Records provided:

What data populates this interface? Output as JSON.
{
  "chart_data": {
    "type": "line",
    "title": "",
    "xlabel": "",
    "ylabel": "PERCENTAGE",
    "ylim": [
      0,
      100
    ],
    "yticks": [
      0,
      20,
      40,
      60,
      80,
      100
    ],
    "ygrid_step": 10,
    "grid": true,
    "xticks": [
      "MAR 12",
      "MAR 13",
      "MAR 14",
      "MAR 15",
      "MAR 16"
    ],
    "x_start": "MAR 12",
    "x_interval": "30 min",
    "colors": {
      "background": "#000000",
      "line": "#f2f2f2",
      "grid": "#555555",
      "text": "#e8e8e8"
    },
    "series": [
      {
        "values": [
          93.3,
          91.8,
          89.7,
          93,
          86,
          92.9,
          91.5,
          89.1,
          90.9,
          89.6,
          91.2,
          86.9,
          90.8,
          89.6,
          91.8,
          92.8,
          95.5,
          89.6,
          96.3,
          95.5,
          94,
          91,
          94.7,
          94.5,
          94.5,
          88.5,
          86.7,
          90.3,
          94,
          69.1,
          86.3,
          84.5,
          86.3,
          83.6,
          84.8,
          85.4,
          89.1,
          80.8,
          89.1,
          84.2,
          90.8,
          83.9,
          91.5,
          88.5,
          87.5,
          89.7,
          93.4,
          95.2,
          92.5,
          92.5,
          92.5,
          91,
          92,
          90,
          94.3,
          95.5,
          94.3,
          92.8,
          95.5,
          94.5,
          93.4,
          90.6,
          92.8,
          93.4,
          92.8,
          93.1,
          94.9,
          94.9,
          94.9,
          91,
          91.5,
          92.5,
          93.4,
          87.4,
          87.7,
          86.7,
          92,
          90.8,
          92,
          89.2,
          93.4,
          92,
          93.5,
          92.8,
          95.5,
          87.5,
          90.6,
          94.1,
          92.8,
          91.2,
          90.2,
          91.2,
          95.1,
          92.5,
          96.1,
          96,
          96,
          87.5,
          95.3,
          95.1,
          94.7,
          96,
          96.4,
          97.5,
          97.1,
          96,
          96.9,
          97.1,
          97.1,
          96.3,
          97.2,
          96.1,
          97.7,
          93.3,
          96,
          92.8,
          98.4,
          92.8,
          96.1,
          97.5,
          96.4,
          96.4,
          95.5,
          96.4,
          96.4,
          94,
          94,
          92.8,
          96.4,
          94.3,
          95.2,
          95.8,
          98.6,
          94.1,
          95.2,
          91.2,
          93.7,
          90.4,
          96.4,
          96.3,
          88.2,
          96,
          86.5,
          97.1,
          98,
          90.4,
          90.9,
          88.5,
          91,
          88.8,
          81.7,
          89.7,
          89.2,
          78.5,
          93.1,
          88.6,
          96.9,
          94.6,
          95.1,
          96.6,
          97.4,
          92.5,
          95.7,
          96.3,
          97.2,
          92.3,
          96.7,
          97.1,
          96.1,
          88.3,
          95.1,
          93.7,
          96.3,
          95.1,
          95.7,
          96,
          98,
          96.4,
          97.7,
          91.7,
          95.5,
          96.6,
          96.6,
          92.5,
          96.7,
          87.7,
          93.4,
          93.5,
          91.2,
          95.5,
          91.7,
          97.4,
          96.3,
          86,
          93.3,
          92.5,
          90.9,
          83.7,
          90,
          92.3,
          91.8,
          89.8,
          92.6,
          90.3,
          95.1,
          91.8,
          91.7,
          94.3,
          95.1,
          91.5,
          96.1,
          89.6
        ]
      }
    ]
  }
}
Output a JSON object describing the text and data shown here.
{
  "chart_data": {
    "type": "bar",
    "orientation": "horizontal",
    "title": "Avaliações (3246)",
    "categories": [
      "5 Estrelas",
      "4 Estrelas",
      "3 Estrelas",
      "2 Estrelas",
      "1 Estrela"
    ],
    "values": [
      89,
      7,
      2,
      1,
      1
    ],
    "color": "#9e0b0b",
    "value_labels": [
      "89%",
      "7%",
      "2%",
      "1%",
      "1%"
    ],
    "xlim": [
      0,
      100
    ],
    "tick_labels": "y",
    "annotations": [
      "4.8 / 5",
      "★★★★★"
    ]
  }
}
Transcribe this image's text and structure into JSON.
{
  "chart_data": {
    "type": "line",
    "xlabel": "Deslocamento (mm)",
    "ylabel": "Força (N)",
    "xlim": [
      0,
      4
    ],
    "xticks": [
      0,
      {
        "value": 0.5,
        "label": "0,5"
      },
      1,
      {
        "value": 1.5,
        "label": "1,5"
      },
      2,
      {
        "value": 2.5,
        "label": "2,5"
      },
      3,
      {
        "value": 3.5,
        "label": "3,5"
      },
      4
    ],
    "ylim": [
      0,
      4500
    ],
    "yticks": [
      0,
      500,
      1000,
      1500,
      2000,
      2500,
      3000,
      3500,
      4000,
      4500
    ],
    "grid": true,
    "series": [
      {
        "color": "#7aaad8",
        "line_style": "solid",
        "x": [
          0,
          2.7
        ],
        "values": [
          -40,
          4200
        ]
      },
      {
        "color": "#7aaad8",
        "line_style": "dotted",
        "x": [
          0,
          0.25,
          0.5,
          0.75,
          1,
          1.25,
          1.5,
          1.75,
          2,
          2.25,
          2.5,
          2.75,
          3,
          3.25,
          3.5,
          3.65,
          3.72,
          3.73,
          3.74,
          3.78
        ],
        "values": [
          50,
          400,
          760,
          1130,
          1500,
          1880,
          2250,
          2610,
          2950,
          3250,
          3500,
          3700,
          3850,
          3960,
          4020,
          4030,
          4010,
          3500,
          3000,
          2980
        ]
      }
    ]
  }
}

What is required: Find the word "JSON" in the material, then list each line that holds it.

Response:
What data populates this interface? Output as JSON.
Output a JSON object describing the text and data shown here.
Transcribe this image's text and structure into JSON.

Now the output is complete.